WRITTEN EXERCISE 1 | Count the lines of the records below that contain the word "сказал", and give only the number.

SOURCE |
start

Section 1.02 Computation of Time Periods. In this Agreement in the computation of periods of time from a specified date to a later specified date, the word “from” means “from and including” and the words “to” and “until” each means “to but excluding”.
Section 1.03 Accounting Terms; Changes in GAAP. (a) All accounting terms not specifically defined in this Agreement shall be construed in accordance with GAAP applied on a consistent basis.
(a) Unless otherwise indicated, all financial statements of the Borrower and the Parent, all calculations for compliance with covenants in this Agreement, and all calculations of any amounts to be calculated under the definitions in Section 1.01 shall be based upon the Consolidated accounts of the Borrower, the Parent and their respective Subsidiaries (as applicable) in accordance with GAAP.
(b) If any changes in accounting principles after the Closing Date required by GAAP or the Financial Accounting Standards Board of the American Institute of Certified Public Accountants or similar agencies results in a change in the method of calculation of, or affects the results of such calculation of, any of the financial covenants, standards or terms found in this Agreement, then the parties shall enter into and diligently pursue negotiations in order to amend such financial covenants, standards or terms so as to equitably reflect such change, with the desired result that the criteria for evaluating the financial condition of the Parent and Borrower and their respective Subsidiaries (determined on a Consolidated basis) shall be the same after such change as if such change had not been made. Until covenants, standards, or terms of this Agreement are amended in accordance with this Section 1.3(b), such covenants, standards and terms shall be computed and determined in accordance with accounting principles in effect prior to such change in accounting principles.
(c) Notwithstanding any other provision contained herein, all terms of an accounting or financial nature used herein shall be construed, and all computations of amounts and ratios referred to herein shall be made (i) without giving effect to any election under Accounting Standards Codification 825‑10‑25 (or any other Accounting Standards Codification or Financial Accounting Standard having a similar result or effect) to value any Indebtedness or other liabilities of the Parent, the Borrower or any of their respective Subsidiaries at “fair value”, as defined therein, (ii) without giving effect to any treatment of Indebtedness in respect of convertible debt instruments under Accounting Standards Codification 470‑20 (or any other Accounting Standards Codification or Financial Accounting Standard having a similar result or effect) to value any such Indebtedness in a reduced or bifurcated manner as described therein, and such Indebtedness shall at all times be valued at the full stated principal amount thereof and (iii) without giving effect to any change to GAAP occurring after the date hereof as a result of the adoption of any proposals set forth in the Proposed Accounting Standards Update, Leases (Topic 840), issued by the Financial Accounting Standards Board on August 17, 2010, the Proposed Accounting Standards Update, Leases (Topic 842), issued by the Financial Accounting Standards Board on May 16, 2013, or any other proposals issued by the Financial Accounting Standards Board in connection therewith, in each case if such change would require treating any lease (or similar arrangement conveying the right to use) as a capital lease where such lease (or similar arrangement) was not required to be so treated under GAAP as in effect on the date hereof.

end

DATA IN THIS EXERCISE |
start

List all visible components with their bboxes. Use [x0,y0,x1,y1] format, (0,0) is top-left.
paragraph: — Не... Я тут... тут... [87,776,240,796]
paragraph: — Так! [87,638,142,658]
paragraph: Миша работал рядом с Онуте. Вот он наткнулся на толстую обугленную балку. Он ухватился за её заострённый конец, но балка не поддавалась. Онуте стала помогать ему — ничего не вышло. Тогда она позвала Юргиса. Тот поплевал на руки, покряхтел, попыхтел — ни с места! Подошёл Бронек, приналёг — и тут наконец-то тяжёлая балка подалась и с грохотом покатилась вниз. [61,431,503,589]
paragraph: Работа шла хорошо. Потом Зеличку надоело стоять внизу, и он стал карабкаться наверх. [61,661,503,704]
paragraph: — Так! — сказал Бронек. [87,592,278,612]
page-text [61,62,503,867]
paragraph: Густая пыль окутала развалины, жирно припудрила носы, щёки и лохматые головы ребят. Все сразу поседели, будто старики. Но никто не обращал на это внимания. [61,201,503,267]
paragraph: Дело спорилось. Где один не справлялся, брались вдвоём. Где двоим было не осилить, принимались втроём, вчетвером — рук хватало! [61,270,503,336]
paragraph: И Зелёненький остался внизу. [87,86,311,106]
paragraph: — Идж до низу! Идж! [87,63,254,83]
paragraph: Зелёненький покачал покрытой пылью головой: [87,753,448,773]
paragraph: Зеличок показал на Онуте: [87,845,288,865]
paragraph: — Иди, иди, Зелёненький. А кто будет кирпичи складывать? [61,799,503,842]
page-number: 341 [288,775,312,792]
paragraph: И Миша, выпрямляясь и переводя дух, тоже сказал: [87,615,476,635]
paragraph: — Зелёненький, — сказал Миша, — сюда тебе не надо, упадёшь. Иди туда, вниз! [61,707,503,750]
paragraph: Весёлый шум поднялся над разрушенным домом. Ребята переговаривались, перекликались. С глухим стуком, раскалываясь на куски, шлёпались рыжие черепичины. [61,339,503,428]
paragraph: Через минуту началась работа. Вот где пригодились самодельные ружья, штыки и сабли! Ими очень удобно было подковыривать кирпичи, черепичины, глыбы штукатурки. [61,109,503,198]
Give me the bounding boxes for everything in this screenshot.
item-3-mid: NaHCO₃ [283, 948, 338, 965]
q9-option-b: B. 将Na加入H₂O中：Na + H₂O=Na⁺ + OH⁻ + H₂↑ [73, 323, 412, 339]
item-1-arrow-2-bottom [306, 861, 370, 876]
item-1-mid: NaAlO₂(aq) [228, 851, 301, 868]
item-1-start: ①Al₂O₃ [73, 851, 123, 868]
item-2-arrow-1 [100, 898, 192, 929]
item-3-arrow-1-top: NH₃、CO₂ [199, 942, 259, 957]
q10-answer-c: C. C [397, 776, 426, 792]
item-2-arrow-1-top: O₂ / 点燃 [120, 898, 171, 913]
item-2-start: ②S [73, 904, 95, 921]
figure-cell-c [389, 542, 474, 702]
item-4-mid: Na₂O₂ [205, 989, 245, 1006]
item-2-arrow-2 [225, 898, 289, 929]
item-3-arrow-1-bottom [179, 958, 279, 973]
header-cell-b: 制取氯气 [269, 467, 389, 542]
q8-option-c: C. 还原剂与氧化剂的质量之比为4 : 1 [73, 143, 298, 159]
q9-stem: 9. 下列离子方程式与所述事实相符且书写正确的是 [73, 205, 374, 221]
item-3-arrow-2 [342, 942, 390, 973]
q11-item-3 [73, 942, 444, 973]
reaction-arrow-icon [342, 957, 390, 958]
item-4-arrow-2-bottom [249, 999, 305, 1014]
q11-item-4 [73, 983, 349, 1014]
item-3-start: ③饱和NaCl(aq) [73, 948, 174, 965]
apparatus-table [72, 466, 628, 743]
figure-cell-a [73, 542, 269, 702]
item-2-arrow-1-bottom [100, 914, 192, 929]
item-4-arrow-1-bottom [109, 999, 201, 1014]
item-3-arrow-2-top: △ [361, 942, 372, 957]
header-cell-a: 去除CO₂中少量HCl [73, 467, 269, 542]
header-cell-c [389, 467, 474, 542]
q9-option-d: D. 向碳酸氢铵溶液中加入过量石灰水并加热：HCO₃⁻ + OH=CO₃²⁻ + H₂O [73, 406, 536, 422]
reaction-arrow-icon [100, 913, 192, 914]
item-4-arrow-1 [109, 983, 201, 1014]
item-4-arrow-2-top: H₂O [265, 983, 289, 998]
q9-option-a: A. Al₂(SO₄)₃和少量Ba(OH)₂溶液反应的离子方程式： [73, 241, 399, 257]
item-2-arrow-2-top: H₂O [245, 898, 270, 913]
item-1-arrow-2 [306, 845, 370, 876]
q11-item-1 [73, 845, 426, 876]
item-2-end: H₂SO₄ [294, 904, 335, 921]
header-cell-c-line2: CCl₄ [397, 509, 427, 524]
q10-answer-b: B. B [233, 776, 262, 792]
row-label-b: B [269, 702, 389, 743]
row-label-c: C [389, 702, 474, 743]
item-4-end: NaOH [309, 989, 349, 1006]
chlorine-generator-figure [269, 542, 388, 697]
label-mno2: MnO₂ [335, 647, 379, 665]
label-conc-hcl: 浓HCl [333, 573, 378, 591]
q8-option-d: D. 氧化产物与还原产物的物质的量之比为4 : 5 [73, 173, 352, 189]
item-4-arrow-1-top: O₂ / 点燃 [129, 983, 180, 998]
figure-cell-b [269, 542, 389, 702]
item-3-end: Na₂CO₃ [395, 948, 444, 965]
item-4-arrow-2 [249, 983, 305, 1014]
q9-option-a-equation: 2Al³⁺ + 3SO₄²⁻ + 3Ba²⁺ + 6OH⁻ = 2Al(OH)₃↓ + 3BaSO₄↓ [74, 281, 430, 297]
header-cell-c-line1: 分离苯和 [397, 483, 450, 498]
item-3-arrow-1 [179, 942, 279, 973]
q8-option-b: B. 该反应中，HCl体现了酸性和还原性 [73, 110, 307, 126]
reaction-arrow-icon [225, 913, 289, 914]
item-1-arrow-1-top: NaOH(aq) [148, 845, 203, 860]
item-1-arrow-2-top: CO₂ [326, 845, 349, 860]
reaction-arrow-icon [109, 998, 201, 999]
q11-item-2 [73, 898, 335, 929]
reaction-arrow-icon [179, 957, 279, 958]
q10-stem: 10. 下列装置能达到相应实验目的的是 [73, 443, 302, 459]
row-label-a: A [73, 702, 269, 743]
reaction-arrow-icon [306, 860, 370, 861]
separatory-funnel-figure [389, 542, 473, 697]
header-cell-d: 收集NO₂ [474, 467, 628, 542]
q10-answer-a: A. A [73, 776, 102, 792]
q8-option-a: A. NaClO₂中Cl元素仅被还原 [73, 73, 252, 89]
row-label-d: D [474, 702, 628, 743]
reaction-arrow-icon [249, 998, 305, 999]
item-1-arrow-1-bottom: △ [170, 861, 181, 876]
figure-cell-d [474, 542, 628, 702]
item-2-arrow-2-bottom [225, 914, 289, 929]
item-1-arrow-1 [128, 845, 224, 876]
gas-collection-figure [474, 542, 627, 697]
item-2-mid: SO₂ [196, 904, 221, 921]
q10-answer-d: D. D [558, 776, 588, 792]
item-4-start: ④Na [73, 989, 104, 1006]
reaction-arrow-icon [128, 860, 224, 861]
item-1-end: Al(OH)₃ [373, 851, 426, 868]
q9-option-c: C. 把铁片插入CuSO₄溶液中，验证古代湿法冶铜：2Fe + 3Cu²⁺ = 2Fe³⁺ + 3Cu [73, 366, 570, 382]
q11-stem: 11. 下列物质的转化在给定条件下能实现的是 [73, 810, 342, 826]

end

WRITTEN EXERCISE 2 | From the agreement excerpt above, reproduce the passage that runs from "Section 1.03 Accounting" up to and including "accordance with GAAP.", word for word.

CORRECT OUTPUT 1 | 3

CORRECT OUTPUT 2 |
Section 1.03 Accounting Terms; Changes in GAAP. (a) All accounting terms not specifically defined in this Agreement shall be construed in accordance with GAAP applied on a consistent basis.
(a) Unless otherwise indicated, all financial statements of the Borrower and the Parent, all calculations for compliance with covenants in this Agreement, and all calculations of any amounts to be calculated under the definitions in Section 1.01 shall be based upon the Consolidated accounts of the Borrower, the Parent and their respective Subsidiaries (as applicable) in accordance with GAAP.